*** PROVIDED ENTRIES
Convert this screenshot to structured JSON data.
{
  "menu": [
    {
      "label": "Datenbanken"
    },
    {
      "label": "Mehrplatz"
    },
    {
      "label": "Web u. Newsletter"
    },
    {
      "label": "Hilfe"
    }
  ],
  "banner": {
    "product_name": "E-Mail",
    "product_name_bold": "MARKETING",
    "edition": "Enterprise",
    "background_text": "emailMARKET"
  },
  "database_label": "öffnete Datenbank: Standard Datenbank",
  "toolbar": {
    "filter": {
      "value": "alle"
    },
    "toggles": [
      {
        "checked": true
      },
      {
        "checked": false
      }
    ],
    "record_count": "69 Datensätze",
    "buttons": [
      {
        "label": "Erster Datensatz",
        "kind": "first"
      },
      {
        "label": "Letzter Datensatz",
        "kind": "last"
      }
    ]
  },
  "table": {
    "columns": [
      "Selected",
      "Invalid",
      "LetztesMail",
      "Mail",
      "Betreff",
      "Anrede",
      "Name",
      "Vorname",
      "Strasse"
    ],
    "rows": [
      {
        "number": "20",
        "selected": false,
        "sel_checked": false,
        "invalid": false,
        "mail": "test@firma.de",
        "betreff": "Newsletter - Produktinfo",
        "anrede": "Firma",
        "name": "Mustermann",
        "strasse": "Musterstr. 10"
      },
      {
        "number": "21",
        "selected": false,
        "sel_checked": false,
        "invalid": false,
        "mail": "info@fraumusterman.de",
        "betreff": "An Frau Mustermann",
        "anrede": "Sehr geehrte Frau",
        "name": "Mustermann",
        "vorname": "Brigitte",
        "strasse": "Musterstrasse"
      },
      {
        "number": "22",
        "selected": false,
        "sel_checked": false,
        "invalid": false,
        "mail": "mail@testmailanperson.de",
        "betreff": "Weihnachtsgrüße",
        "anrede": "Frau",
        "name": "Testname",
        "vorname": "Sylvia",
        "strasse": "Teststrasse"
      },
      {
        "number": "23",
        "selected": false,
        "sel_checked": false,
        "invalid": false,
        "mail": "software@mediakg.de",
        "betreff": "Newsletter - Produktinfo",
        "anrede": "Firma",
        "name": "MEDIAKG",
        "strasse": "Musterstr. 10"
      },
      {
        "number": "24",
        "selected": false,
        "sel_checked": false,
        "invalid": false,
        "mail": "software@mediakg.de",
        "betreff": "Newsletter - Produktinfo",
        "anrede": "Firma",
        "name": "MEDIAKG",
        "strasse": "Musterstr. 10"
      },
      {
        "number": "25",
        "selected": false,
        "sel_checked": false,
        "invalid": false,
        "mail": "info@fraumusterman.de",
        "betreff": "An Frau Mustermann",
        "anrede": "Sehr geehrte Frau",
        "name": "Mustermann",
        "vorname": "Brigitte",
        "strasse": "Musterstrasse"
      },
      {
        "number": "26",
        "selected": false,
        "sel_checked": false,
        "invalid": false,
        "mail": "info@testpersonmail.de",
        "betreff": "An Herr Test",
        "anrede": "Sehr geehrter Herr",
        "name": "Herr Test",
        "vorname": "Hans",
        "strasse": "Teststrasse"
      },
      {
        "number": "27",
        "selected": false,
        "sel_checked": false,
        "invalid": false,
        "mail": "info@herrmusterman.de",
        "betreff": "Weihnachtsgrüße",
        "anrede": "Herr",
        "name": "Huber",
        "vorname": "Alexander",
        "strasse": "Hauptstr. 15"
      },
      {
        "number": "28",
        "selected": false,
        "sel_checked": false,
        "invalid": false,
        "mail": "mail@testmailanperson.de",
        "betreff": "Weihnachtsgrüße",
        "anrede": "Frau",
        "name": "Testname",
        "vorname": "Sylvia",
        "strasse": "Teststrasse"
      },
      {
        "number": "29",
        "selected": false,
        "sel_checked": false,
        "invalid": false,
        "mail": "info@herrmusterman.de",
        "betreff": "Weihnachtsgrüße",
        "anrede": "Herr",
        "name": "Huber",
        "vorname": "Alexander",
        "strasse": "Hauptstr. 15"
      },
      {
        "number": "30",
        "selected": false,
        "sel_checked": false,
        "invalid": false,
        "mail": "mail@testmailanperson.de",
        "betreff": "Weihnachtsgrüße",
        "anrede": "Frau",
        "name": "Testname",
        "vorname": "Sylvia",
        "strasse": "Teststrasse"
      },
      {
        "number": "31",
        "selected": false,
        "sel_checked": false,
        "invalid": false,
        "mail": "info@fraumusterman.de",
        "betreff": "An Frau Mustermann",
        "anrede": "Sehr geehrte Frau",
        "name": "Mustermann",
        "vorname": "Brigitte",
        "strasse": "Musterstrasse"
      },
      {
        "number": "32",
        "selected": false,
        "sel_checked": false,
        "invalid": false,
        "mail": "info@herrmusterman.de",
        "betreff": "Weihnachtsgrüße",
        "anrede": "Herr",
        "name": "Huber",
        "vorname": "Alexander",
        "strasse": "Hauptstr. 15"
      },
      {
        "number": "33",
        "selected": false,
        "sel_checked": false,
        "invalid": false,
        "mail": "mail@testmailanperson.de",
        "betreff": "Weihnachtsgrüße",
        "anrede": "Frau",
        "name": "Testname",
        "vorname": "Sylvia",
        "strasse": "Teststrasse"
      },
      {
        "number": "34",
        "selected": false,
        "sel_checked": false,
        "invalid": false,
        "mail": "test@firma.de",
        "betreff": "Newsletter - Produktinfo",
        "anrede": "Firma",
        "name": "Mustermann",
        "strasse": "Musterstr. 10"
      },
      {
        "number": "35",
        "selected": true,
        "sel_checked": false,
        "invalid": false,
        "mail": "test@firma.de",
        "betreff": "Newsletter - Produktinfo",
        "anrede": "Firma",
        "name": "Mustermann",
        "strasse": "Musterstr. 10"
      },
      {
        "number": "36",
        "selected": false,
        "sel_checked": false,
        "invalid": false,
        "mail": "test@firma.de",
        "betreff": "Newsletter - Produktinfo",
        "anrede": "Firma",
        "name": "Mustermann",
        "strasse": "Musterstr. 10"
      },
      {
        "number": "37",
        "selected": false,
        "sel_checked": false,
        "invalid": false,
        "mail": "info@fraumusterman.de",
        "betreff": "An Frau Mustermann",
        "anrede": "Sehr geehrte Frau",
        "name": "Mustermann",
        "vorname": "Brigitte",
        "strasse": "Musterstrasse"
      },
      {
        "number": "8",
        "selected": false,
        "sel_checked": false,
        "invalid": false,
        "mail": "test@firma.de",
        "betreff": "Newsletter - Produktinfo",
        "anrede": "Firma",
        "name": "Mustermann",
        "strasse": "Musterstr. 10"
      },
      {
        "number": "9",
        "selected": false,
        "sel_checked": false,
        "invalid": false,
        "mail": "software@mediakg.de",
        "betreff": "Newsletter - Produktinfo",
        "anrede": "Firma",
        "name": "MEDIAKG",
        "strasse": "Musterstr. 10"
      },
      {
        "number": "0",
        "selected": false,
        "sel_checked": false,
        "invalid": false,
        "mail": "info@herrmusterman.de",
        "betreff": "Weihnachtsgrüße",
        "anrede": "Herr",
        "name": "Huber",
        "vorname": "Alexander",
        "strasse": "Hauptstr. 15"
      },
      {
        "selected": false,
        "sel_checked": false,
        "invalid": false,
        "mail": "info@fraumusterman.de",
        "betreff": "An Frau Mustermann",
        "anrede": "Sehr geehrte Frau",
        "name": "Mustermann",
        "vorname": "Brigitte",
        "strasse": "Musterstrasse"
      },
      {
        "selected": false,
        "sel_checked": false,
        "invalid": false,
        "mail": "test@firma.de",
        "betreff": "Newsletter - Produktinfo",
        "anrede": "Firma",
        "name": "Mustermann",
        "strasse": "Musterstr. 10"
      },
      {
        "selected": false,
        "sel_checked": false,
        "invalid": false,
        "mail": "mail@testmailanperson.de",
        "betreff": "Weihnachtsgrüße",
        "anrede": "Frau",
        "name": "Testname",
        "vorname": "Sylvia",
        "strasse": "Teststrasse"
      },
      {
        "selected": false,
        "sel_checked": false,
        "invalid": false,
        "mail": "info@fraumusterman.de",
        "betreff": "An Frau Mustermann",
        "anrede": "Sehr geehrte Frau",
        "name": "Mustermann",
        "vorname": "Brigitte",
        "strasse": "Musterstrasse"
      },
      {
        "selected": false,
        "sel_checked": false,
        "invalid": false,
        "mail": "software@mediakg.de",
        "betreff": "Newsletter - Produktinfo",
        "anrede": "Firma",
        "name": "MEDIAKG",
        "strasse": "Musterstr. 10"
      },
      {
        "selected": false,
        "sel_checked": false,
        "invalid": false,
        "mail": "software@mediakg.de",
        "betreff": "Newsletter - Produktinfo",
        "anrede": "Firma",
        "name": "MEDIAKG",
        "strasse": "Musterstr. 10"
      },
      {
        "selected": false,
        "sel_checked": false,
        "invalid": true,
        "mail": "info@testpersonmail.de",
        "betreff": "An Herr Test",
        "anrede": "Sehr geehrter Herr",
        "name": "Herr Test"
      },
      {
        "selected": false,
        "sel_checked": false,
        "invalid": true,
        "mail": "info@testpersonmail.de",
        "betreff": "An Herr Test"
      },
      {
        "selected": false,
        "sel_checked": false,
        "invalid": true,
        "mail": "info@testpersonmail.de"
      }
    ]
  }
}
******
## EXERCISE REQUIREMENTS
Sift the material for lines with the string "Datensatz". Copy each one found.

## SOLUTION FOR THIS EXERCISE
        "label": "Erster Datensatz",
        "label": "Letzter Datensatz",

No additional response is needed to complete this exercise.